YOUR INSTRUCTIONS: Your task is to give the listing below back word for word, pictures excluded.

──────── RECORDS FOR THIS EXERCISE ────────

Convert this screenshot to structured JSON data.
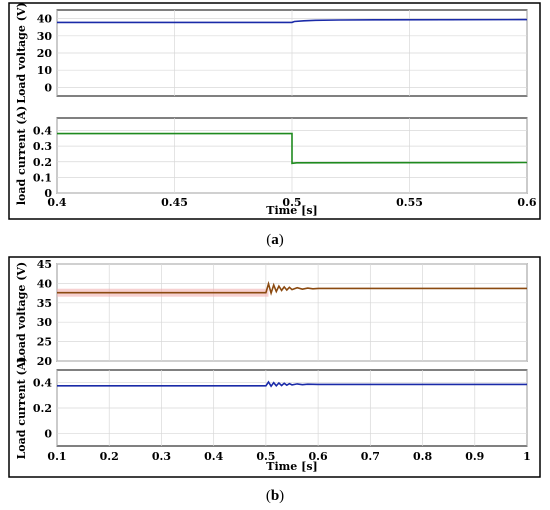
{
  "panels": [
    {
      "caption_open": "(",
      "caption_letter": "a",
      "caption_close": ")",
      "xlabel": "Time [s]",
      "xlim": [
        0.4,
        0.6
      ],
      "xticks": [
        "0.4",
        "0.45",
        "0.5",
        "0.55",
        "0.6"
      ],
      "xtick_values": [
        0.4,
        0.45,
        0.5,
        0.55,
        0.6
      ],
      "subplots": [
        {
          "ylabel": "Load voltage (V)",
          "ylim": [
            -5,
            45
          ],
          "yticks": [
            "0",
            "10",
            "20",
            "30",
            "40"
          ],
          "ytick_values": [
            0,
            10,
            20,
            30,
            40
          ],
          "color": "#1a2aa8",
          "series": [
            {
              "x": 0.4,
              "y": 37.8
            },
            {
              "x": 0.5,
              "y": 37.8
            },
            {
              "x": 0.501,
              "y": 38.3
            },
            {
              "x": 0.505,
              "y": 38.7
            },
            {
              "x": 0.51,
              "y": 39.0
            },
            {
              "x": 0.52,
              "y": 39.2
            },
            {
              "x": 0.535,
              "y": 39.3
            },
            {
              "x": 0.6,
              "y": 39.4
            }
          ]
        },
        {
          "ylabel": "load current (A)",
          "ylim": [
            0,
            0.48
          ],
          "yticks": [
            "0",
            "0.1",
            "0.2",
            "0.3",
            "0.4"
          ],
          "ytick_values": [
            0,
            0.1,
            0.2,
            0.3,
            0.4
          ],
          "color": "#1f8a1f",
          "series": [
            {
              "x": 0.4,
              "y": 0.38
            },
            {
              "x": 0.5,
              "y": 0.38
            },
            {
              "x": 0.5,
              "y": 0.19
            },
            {
              "x": 0.502,
              "y": 0.193
            },
            {
              "x": 0.6,
              "y": 0.195
            }
          ]
        }
      ]
    },
    {
      "caption_open": "(",
      "caption_letter": "b",
      "caption_close": ")",
      "xlabel": "Time [s]",
      "xlim": [
        0.1,
        1.0
      ],
      "xticks": [
        "0.1",
        "0.2",
        "0.3",
        "0.4",
        "0.5",
        "0.6",
        "0.7",
        "0.8",
        "0.9",
        "1"
      ],
      "xtick_values": [
        0.1,
        0.2,
        0.3,
        0.4,
        0.5,
        0.6,
        0.7,
        0.8,
        0.9,
        1.0
      ],
      "subplots": [
        {
          "ylabel": "Load voltage (V)",
          "ylim": [
            20,
            45
          ],
          "yticks": [
            "20",
            "25",
            "30",
            "35",
            "40",
            "45"
          ],
          "ytick_values": [
            20,
            25,
            30,
            35,
            40,
            45
          ],
          "color": "#8b4a10",
          "band_color": "#f2b0b0",
          "series": [
            {
              "x": 0.1,
              "y": 37.6
            },
            {
              "x": 0.5,
              "y": 37.6
            },
            {
              "x": 0.505,
              "y": 39.9
            },
            {
              "x": 0.51,
              "y": 37.5
            },
            {
              "x": 0.515,
              "y": 39.6
            },
            {
              "x": 0.52,
              "y": 37.9
            },
            {
              "x": 0.525,
              "y": 39.3
            },
            {
              "x": 0.53,
              "y": 38.2
            },
            {
              "x": 0.535,
              "y": 39.1
            },
            {
              "x": 0.54,
              "y": 38.3
            },
            {
              "x": 0.545,
              "y": 39.0
            },
            {
              "x": 0.55,
              "y": 38.4
            },
            {
              "x": 0.56,
              "y": 38.9
            },
            {
              "x": 0.57,
              "y": 38.5
            },
            {
              "x": 0.58,
              "y": 38.8
            },
            {
              "x": 0.59,
              "y": 38.6
            },
            {
              "x": 0.6,
              "y": 38.7
            },
            {
              "x": 1.0,
              "y": 38.7
            }
          ]
        },
        {
          "ylabel": "Load current (A)",
          "ylim": [
            -0.1,
            0.5
          ],
          "yticks": [
            "0",
            "0.2",
            "0.4"
          ],
          "ytick_values": [
            0,
            0.2,
            0.4
          ],
          "color": "#1a2aa8",
          "series": [
            {
              "x": 0.1,
              "y": 0.375
            },
            {
              "x": 0.5,
              "y": 0.375
            },
            {
              "x": 0.505,
              "y": 0.405
            },
            {
              "x": 0.51,
              "y": 0.372
            },
            {
              "x": 0.515,
              "y": 0.4
            },
            {
              "x": 0.52,
              "y": 0.375
            },
            {
              "x": 0.525,
              "y": 0.397
            },
            {
              "x": 0.53,
              "y": 0.378
            },
            {
              "x": 0.535,
              "y": 0.395
            },
            {
              "x": 0.54,
              "y": 0.38
            },
            {
              "x": 0.545,
              "y": 0.392
            },
            {
              "x": 0.55,
              "y": 0.382
            },
            {
              "x": 0.56,
              "y": 0.39
            },
            {
              "x": 0.57,
              "y": 0.384
            },
            {
              "x": 0.58,
              "y": 0.388
            },
            {
              "x": 0.6,
              "y": 0.386
            },
            {
              "x": 1.0,
              "y": 0.386
            }
          ]
        }
      ]
    }
  ],
  "chart_data": [
    {
      "type": "line",
      "title": "",
      "xlabel": "Time [s]",
      "ylabel": "Load voltage (V)",
      "xlim": [
        0.4,
        0.6
      ],
      "ylim": [
        -5,
        45
      ],
      "series": [
        {
          "x": [
            0.4,
            0.5,
            0.505,
            0.52,
            0.6
          ],
          "values": [
            37.8,
            37.8,
            38.7,
            39.2,
            39.4
          ]
        }
      ]
    },
    {
      "type": "line",
      "title": "",
      "xlabel": "Time [s]",
      "ylabel": "load current (A)",
      "xlim": [
        0.4,
        0.6
      ],
      "ylim": [
        0,
        0.48
      ],
      "series": [
        {
          "x": [
            0.4,
            0.5,
            0.5,
            0.6
          ],
          "values": [
            0.38,
            0.38,
            0.19,
            0.195
          ]
        }
      ]
    },
    {
      "type": "line",
      "title": "",
      "xlabel": "Time [s]",
      "ylabel": "Load voltage (V)",
      "xlim": [
        0.1,
        1.0
      ],
      "ylim": [
        20,
        45
      ],
      "series": [
        {
          "x": [
            0.1,
            0.5,
            0.505,
            0.6,
            1.0
          ],
          "values": [
            37.6,
            37.6,
            39.9,
            38.7,
            38.7
          ]
        }
      ]
    },
    {
      "type": "line",
      "title": "",
      "xlabel": "Time [s]",
      "ylabel": "Load current (A)",
      "xlim": [
        0.1,
        1.0
      ],
      "ylim": [
        -0.1,
        0.5
      ],
      "series": [
        {
          "x": [
            0.1,
            0.5,
            0.505,
            0.6,
            1.0
          ],
          "values": [
            0.375,
            0.375,
            0.405,
            0.386,
            0.386
          ]
        }
      ]
    }
  ]
}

────────

ANSWER TO THE TASK:
Convert this screenshot to structured JSON data.
{
  "panels": [
    {
      "caption_open": "(",
      "caption_letter": "a",
      "caption_close": ")",
      "xlabel": "Time [s]",
      "xlim": [
        0.4,
        0.6
      ],
      "xticks": [
        "0.4",
        "0.45",
        "0.5",
        "0.55",
        "0.6"
      ],
      "xtick_values": [
        0.4,
        0.45,
        0.5,
        0.55,
        0.6
      ],
      "subplots": [
        {
          "ylabel": "Load voltage (V)",
          "ylim": [
            -5,
            45
          ],
          "yticks": [
            "0",
            "10",
            "20",
            "30",
            "40"
          ],
          "ytick_values": [
            0,
            10,
            20,
            30,
            40
          ],
          "color": "#1a2aa8",
          "series": [
            {
              "x": 0.4,
              "y": 37.8
            },
            {
              "x": 0.5,
              "y": 37.8
            },
            {
              "x": 0.501,
              "y": 38.3
            },
            {
              "x": 0.505,
              "y": 38.7
            },
            {
              "x": 0.51,
              "y": 39.0
            },
            {
              "x": 0.52,
              "y": 39.2
            },
            {
              "x": 0.535,
              "y": 39.3
            },
            {
              "x": 0.6,
              "y": 39.4
            }
          ]
        },
        {
          "ylabel": "load current (A)",
          "ylim": [
            0,
            0.48
          ],
          "yticks": [
            "0",
            "0.1",
            "0.2",
            "0.3",
            "0.4"
          ],
          "ytick_values": [
            0,
            0.1,
            0.2,
            0.3,
            0.4
          ],
          "color": "#1f8a1f",
          "series": [
            {
              "x": 0.4,
              "y": 0.38
            },
            {
              "x": 0.5,
              "y": 0.38
            },
            {
              "x": 0.5,
              "y": 0.19
            },
            {
              "x": 0.502,
              "y": 0.193
            },
            {
              "x": 0.6,
              "y": 0.195
            }
          ]
        }
      ]
    },
    {
      "caption_open": "(",
      "caption_letter": "b",
      "caption_close": ")",
      "xlabel": "Time [s]",
      "xlim": [
        0.1,
        1.0
      ],
      "xticks": [
        "0.1",
        "0.2",
        "0.3",
        "0.4",
        "0.5",
        "0.6",
        "0.7",
        "0.8",
        "0.9",
        "1"
      ],
      "xtick_values": [
        0.1,
        0.2,
        0.3,
        0.4,
        0.5,
        0.6,
        0.7,
        0.8,
        0.9,
        1.0
      ],
      "subplots": [
        {
          "ylabel": "Load voltage (V)",
          "ylim": [
            20,
            45
          ],
          "yticks": [
            "20",
            "25",
            "30",
            "35",
            "40",
            "45"
          ],
          "ytick_values": [
            20,
            25,
            30,
            35,
            40,
            45
          ],
          "color": "#8b4a10",
          "band_color": "#f2b0b0",
          "series": [
            {
              "x": 0.1,
              "y": 37.6
            },
            {
              "x": 0.5,
              "y": 37.6
            },
            {
              "x": 0.505,
              "y": 39.9
            },
            {
              "x": 0.51,
              "y": 37.5
            },
            {
              "x": 0.515,
              "y": 39.6
            },
            {
              "x": 0.52,
              "y": 37.9
            },
            {
              "x": 0.525,
              "y": 39.3
            },
            {
              "x": 0.53,
              "y": 38.2
            },
            {
              "x": 0.535,
              "y": 39.1
            },
            {
              "x": 0.54,
              "y": 38.3
            },
            {
              "x": 0.545,
              "y": 39.0
            },
            {
              "x": 0.55,
              "y": 38.4
            },
            {
              "x": 0.56,
              "y": 38.9
            },
            {
              "x": 0.57,
              "y": 38.5
            },
            {
              "x": 0.58,
              "y": 38.8
            },
            {
              "x": 0.59,
              "y": 38.6
            },
            {
              "x": 0.6,
              "y": 38.7
            },
            {
              "x": 1.0,
              "y": 38.7
            }
          ]
        },
        {
          "ylabel": "Load current (A)",
          "ylim": [
            -0.1,
            0.5
          ],
          "yticks": [
            "0",
            "0.2",
            "0.4"
          ],
          "ytick_values": [
            0,
            0.2,
            0.4
          ],
          "color": "#1a2aa8",
          "series": [
            {
              "x": 0.1,
              "y": 0.375
            },
            {
              "x": 0.5,
              "y": 0.375
            },
            {
              "x": 0.505,
              "y": 0.405
            },
            {
              "x": 0.51,
              "y": 0.372
            },
            {
              "x": 0.515,
              "y": 0.4
            },
            {
              "x": 0.52,
              "y": 0.375
            },
            {
              "x": 0.525,
              "y": 0.397
            },
            {
              "x": 0.53,
              "y": 0.378
            },
            {
              "x": 0.535,
              "y": 0.395
            },
            {
              "x": 0.54,
              "y": 0.38
            },
            {
              "x": 0.545,
              "y": 0.392
            },
            {
              "x": 0.55,
              "y": 0.382
            },
            {
              "x": 0.56,
              "y": 0.39
            },
            {
              "x": 0.57,
              "y": 0.384
            },
            {
              "x": 0.58,
              "y": 0.388
            },
            {
              "x": 0.6,
              "y": 0.386
            },
            {
              "x": 1.0,
              "y": 0.386
            }
          ]
        }
      ]
    }
  ],
  "chart_data": [
    {
      "type": "line",
      "title": "",
      "xlabel": "Time [s]",
      "ylabel": "Load voltage (V)",
      "xlim": [
        0.4,
        0.6
      ],
      "ylim": [
        -5,
        45
      ],
      "series": [
        {
          "x": [
            0.4,
            0.5,
            0.505,
            0.52,
            0.6
          ],
          "values": [
            37.8,
            37.8,
            38.7,
            39.2,
            39.4
          ]
        }
      ]
    },
    {
      "type": "line",
      "title": "",
      "xlabel": "Time [s]",
      "ylabel": "load current (A)",
      "xlim": [
        0.4,
        0.6
      ],
      "ylim": [
        0,
        0.48
      ],
      "series": [
        {
          "x": [
            0.4,
            0.5,
            0.5,
            0.6
          ],
          "values": [
            0.38,
            0.38,
            0.19,
            0.195
          ]
        }
      ]
    },
    {
      "type": "line",
      "title": "",
      "xlabel": "Time [s]",
      "ylabel": "Load voltage (V)",
      "xlim": [
        0.1,
        1.0
      ],
      "ylim": [
        20,
        45
      ],
      "series": [
        {
          "x": [
            0.1,
            0.5,
            0.505,
            0.6,
            1.0
          ],
          "values": [
            37.6,
            37.6,
            39.9,
            38.7,
            38.7
          ]
        }
      ]
    },
    {
      "type": "line",
      "title": "",
      "xlabel": "Time [s]",
      "ylabel": "Load current (A)",
      "xlim": [
        0.1,
        1.0
      ],
      "ylim": [
        -0.1,
        0.5
      ],
      "series": [
        {
          "x": [
            0.1,
            0.5,
            0.505,
            0.6,
            1.0
          ],
          "values": [
            0.375,
            0.375,
            0.405,
            0.386,
            0.386
          ]
        }
      ]
    }
  ]
}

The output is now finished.